*Do this*. Skip the images and return the records below exactly.

*Data records*.
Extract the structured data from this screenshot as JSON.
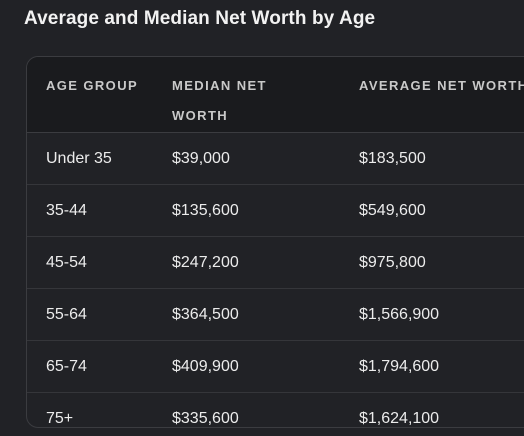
{
  "title": "Average and Median Net Worth by Age",
  "table": {
    "headers": [
      "AGE GROUP",
      "MEDIAN NET WORTH",
      "AVERAGE NET WORTH"
    ],
    "rows": [
      [
        "Under 35",
        "$39,000",
        "$183,500"
      ],
      [
        "35-44",
        "$135,600",
        "$549,600"
      ],
      [
        "45-54",
        "$247,200",
        "$975,800"
      ],
      [
        "55-64",
        "$364,500",
        "$1,566,900"
      ],
      [
        "65-74",
        "$409,900",
        "$1,794,600"
      ],
      [
        "75+",
        "$335,600",
        "$1,624,100"
      ]
    ]
  }
}
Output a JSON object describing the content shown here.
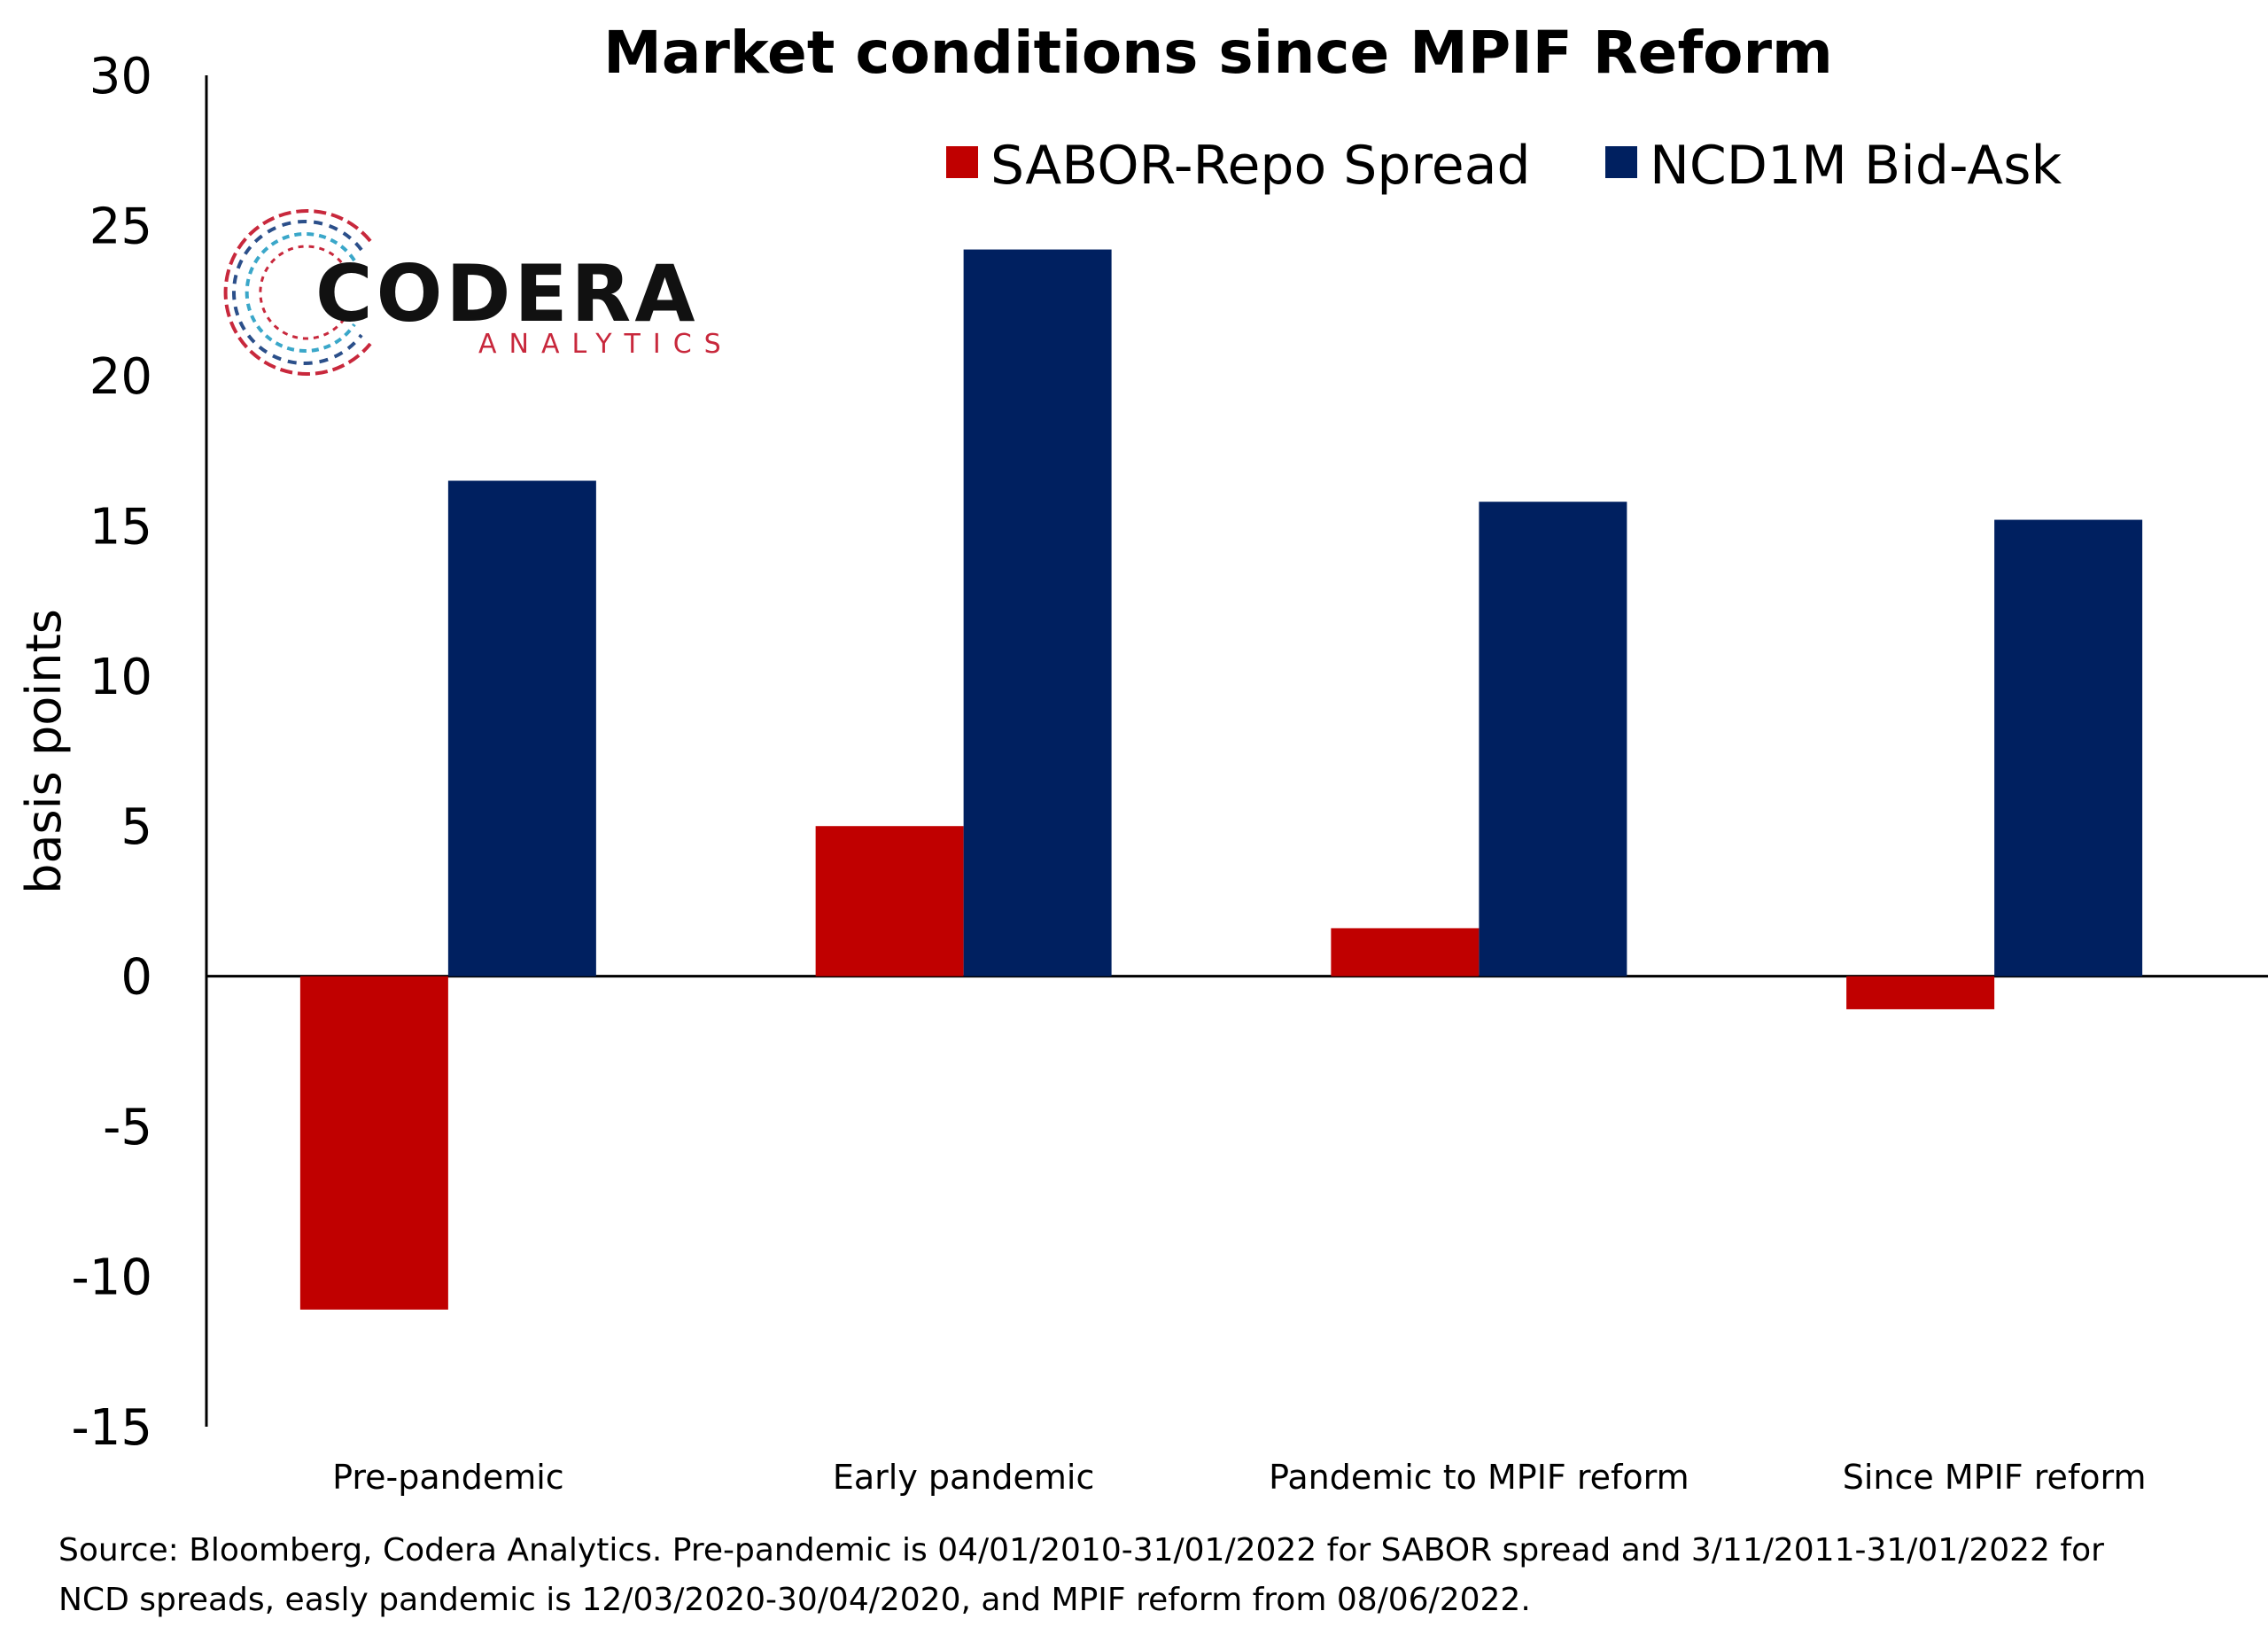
{
  "chart_data": {
    "type": "bar",
    "title": "Market conditions since MPIF Reform",
    "ylabel": "basis points",
    "xlabel": "",
    "categories": [
      "Pre-pandemic",
      "Early pandemic",
      "Pandemic to MPIF reform",
      "Since MPIF reform"
    ],
    "series": [
      {
        "name": "SABOR-Repo Spread",
        "color": "#C00000",
        "values": [
          -11.1,
          5.0,
          1.6,
          -1.1
        ]
      },
      {
        "name": "NCD1M Bid-Ask",
        "color": "#002060",
        "values": [
          16.5,
          24.2,
          15.8,
          15.2
        ]
      }
    ],
    "ylim": [
      -15,
      30
    ],
    "yticks": [
      30,
      25,
      20,
      15,
      10,
      5,
      0,
      -5,
      -10,
      -15
    ],
    "grid": false,
    "legend": "top-right"
  },
  "logo": {
    "name": "CODERA",
    "subtitle": "ANALYTICS"
  },
  "source_line1": "Source: Bloomberg, Codera Analytics. Pre-pandemic is 04/01/2010-31/01/2022 for SABOR spread and 3/11/2011-31/01/2022 for",
  "source_line2": "NCD spreads, easly pandemic is 12/03/2020-30/04/2020, and MPIF reform from 08/06/2022."
}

*Response to this exercise*.
Extract the structured data from this screenshot as JSON.
{
  "title": "Average and Median Net Worth by Age",
  "table": {
    "headers": [
      "AGE GROUP",
      "MEDIAN NET WORTH",
      "AVERAGE NET WORTH"
    ],
    "rows": [
      [
        "Under 35",
        "$39,000",
        "$183,500"
      ],
      [
        "35-44",
        "$135,600",
        "$549,600"
      ],
      [
        "45-54",
        "$247,200",
        "$975,800"
      ],
      [
        "55-64",
        "$364,500",
        "$1,566,900"
      ],
      [
        "65-74",
        "$409,900",
        "$1,794,600"
      ],
      [
        "75+",
        "$335,600",
        "$1,624,100"
      ]
    ]
  }
}
Output a JSON object describing the content shown here.
{
  "chart_data": {
    "type": "bar",
    "title": "Market conditions since MPIF Reform",
    "ylabel": "basis points",
    "xlabel": "",
    "categories": [
      "Pre-pandemic",
      "Early pandemic",
      "Pandemic to MPIF reform",
      "Since MPIF reform"
    ],
    "series": [
      {
        "name": "SABOR-Repo Spread",
        "color": "#C00000",
        "values": [
          -11.1,
          5.0,
          1.6,
          -1.1
        ]
      },
      {
        "name": "NCD1M Bid-Ask",
        "color": "#002060",
        "values": [
          16.5,
          24.2,
          15.8,
          15.2
        ]
      }
    ],
    "ylim": [
      -15,
      30
    ],
    "yticks": [
      30,
      25,
      20,
      15,
      10,
      5,
      0,
      -5,
      -10,
      -15
    ],
    "grid": false,
    "legend": "top-right"
  },
  "logo": {
    "name": "CODERA",
    "subtitle": "ANALYTICS"
  },
  "source_line1": "Source: Bloomberg, Codera Analytics. Pre-pandemic is 04/01/2010-31/01/2022 for SABOR spread and 3/11/2011-31/01/2022 for",
  "source_line2": "NCD spreads, easly pandemic is 12/03/2020-30/04/2020, and MPIF reform from 08/06/2022."
}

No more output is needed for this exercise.